• TASK DIRECTIONS
Repeat the entire listing exactly.

• AVAILABLE DATA

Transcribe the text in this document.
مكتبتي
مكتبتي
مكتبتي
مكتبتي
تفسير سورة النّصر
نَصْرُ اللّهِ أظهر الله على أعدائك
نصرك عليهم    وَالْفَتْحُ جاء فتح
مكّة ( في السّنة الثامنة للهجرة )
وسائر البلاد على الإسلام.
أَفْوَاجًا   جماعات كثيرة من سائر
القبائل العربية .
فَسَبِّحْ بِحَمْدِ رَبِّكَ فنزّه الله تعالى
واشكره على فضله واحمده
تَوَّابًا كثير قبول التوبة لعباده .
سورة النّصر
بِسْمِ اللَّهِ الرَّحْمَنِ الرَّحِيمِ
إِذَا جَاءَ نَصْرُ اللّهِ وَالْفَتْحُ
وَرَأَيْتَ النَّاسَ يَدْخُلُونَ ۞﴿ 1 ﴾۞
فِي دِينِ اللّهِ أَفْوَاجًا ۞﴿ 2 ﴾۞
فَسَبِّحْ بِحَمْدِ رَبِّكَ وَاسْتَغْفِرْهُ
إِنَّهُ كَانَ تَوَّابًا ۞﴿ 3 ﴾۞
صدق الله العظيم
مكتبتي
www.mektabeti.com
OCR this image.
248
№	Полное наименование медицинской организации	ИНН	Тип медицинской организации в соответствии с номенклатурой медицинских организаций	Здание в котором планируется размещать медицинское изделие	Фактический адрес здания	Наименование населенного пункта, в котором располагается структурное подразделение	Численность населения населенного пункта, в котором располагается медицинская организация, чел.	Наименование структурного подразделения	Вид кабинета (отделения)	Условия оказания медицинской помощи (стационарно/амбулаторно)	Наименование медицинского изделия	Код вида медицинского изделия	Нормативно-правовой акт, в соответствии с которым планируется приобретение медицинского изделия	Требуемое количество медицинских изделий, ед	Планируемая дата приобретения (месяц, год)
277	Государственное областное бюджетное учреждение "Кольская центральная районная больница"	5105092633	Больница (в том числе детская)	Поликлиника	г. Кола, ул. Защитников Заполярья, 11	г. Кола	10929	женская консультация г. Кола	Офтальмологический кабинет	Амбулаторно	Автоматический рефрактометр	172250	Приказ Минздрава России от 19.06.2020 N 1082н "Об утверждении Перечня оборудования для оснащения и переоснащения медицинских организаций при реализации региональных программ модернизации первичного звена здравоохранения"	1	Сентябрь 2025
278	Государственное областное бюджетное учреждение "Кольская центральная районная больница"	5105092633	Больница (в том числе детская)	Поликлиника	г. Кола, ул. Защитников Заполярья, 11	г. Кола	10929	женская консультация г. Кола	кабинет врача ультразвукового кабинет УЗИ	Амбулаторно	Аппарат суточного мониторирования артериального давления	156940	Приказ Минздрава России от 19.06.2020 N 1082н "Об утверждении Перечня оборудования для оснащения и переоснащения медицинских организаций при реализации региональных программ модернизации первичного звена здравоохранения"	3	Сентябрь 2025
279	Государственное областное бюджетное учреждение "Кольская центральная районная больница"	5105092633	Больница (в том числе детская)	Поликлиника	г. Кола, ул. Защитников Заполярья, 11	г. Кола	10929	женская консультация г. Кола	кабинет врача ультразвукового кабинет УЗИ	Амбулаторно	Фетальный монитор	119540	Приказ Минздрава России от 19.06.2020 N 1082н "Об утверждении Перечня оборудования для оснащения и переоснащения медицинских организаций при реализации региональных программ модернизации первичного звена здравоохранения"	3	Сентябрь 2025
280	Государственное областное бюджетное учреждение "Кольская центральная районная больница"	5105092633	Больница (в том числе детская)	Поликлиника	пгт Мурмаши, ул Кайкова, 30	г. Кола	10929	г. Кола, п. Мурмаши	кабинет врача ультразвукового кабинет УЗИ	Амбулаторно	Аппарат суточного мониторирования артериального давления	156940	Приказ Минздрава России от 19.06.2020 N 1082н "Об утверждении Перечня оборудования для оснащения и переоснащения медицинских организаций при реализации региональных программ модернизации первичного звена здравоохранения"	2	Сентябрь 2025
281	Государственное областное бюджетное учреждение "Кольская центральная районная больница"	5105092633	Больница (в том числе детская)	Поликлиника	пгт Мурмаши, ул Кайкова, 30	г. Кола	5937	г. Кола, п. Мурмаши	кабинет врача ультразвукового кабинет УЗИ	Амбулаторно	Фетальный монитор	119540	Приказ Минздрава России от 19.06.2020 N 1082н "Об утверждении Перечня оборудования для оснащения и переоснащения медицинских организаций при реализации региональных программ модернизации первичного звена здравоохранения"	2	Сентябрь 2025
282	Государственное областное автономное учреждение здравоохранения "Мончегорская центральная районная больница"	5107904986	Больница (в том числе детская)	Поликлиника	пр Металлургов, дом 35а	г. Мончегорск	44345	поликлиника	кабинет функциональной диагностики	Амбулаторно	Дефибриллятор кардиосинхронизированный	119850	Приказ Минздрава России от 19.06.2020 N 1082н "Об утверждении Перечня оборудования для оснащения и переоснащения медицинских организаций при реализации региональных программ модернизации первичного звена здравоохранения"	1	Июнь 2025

• THE ANSWER
Transcribe the text in this document.
مكتبتي
مكتبتي
مكتبتي
مكتبتي
تفسير سورة النّصر
نَصْرُ اللّهِ أظهر الله على أعدائك
نصرك عليهم    وَالْفَتْحُ جاء فتح
مكّة ( في السّنة الثامنة للهجرة )
وسائر البلاد على الإسلام.
أَفْوَاجًا   جماعات كثيرة من سائر
القبائل العربية .
فَسَبِّحْ بِحَمْدِ رَبِّكَ فنزّه الله تعالى
واشكره على فضله واحمده
تَوَّابًا كثير قبول التوبة لعباده .
سورة النّصر
بِسْمِ اللَّهِ الرَّحْمَنِ الرَّحِيمِ
إِذَا جَاءَ نَصْرُ اللّهِ وَالْفَتْحُ
وَرَأَيْتَ النَّاسَ يَدْخُلُونَ ۞﴿ 1 ﴾۞
فِي دِينِ اللّهِ أَفْوَاجًا ۞﴿ 2 ﴾۞
فَسَبِّحْ بِحَمْدِ رَبِّكَ وَاسْتَغْفِرْهُ
إِنَّهُ كَانَ تَوَّابًا ۞﴿ 3 ﴾۞
صدق الله العظيم
مكتبتي
www.mektabeti.com
OCR this image.
248
№	Полное наименование медицинской организации	ИНН	Тип медицинской организации в соответствии с номенклатурой медицинских организаций	Здание в котором планируется размещать медицинское изделие	Фактический адрес здания	Наименование населенного пункта, в котором располагается структурное подразделение	Численность населения населенного пункта, в котором располагается медицинская организация, чел.	Наименование структурного подразделения	Вид кабинета (отделения)	Условия оказания медицинской помощи (стационарно/амбулаторно)	Наименование медицинского изделия	Код вида медицинского изделия	Нормативно-правовой акт, в соответствии с которым планируется приобретение медицинского изделия	Требуемое количество медицинских изделий, ед	Планируемая дата приобретения (месяц, год)
277	Государственное областное бюджетное учреждение "Кольская центральная районная больница"	5105092633	Больница (в том числе детская)	Поликлиника	г. Кола, ул. Защитников Заполярья, 11	г. Кола	10929	женская консультация г. Кола	Офтальмологический кабинет	Амбулаторно	Автоматический рефрактометр	172250	Приказ Минздрава России от 19.06.2020 N 1082н "Об утверждении Перечня оборудования для оснащения и переоснащения медицинских организаций при реализации региональных программ модернизации первичного звена здравоохранения"	1	Сентябрь 2025
278	Государственное областное бюджетное учреждение "Кольская центральная районная больница"	5105092633	Больница (в том числе детская)	Поликлиника	г. Кола, ул. Защитников Заполярья, 11	г. Кола	10929	женская консультация г. Кола	кабинет врача ультразвукового кабинет УЗИ	Амбулаторно	Аппарат суточного мониторирования артериального давления	156940	Приказ Минздрава России от 19.06.2020 N 1082н "Об утверждении Перечня оборудования для оснащения и переоснащения медицинских организаций при реализации региональных программ модернизации первичного звена здравоохранения"	3	Сентябрь 2025
279	Государственное областное бюджетное учреждение "Кольская центральная районная больница"	5105092633	Больница (в том числе детская)	Поликлиника	г. Кола, ул. Защитников Заполярья, 11	г. Кола	10929	женская консультация г. Кола	кабинет врача ультразвукового кабинет УЗИ	Амбулаторно	Фетальный монитор	119540	Приказ Минздрава России от 19.06.2020 N 1082н "Об утверждении Перечня оборудования для оснащения и переоснащения медицинских организаций при реализации региональных программ модернизации первичного звена здравоохранения"	3	Сентябрь 2025
280	Государственное областное бюджетное учреждение "Кольская центральная районная больница"	5105092633	Больница (в том числе детская)	Поликлиника	пгт Мурмаши, ул Кайкова, 30	г. Кола	10929	г. Кола, п. Мурмаши	кабинет врача ультразвукового кабинет УЗИ	Амбулаторно	Аппарат суточного мониторирования артериального давления	156940	Приказ Минздрава России от 19.06.2020 N 1082н "Об утверждении Перечня оборудования для оснащения и переоснащения медицинских организаций при реализации региональных программ модернизации первичного звена здравоохранения"	2	Сентябрь 2025
281	Государственное областное бюджетное учреждение "Кольская центральная районная больница"	5105092633	Больница (в том числе детская)	Поликлиника	пгт Мурмаши, ул Кайкова, 30	г. Кола	5937	г. Кола, п. Мурмаши	кабинет врача ультразвукового кабинет УЗИ	Амбулаторно	Фетальный монитор	119540	Приказ Минздрава России от 19.06.2020 N 1082н "Об утверждении Перечня оборудования для оснащения и переоснащения медицинских организаций при реализации региональных программ модернизации первичного звена здравоохранения"	2	Сентябрь 2025
282	Государственное областное автономное учреждение здравоохранения "Мончегорская центральная районная больница"	5107904986	Больница (в том числе детская)	Поликлиника	пр Металлургов, дом 35а	г. Мончегорск	44345	поликлиника	кабинет функциональной диагностики	Амбулаторно	Дефибриллятор кардиосинхронизированный	119850	Приказ Минздрава России от 19.06.2020 N 1082н "Об утверждении Перечня оборудования для оснащения и переоснащения медицинских организаций при реализации региональных программ модернизации первичного звена здравоохранения"	1	Июнь 2025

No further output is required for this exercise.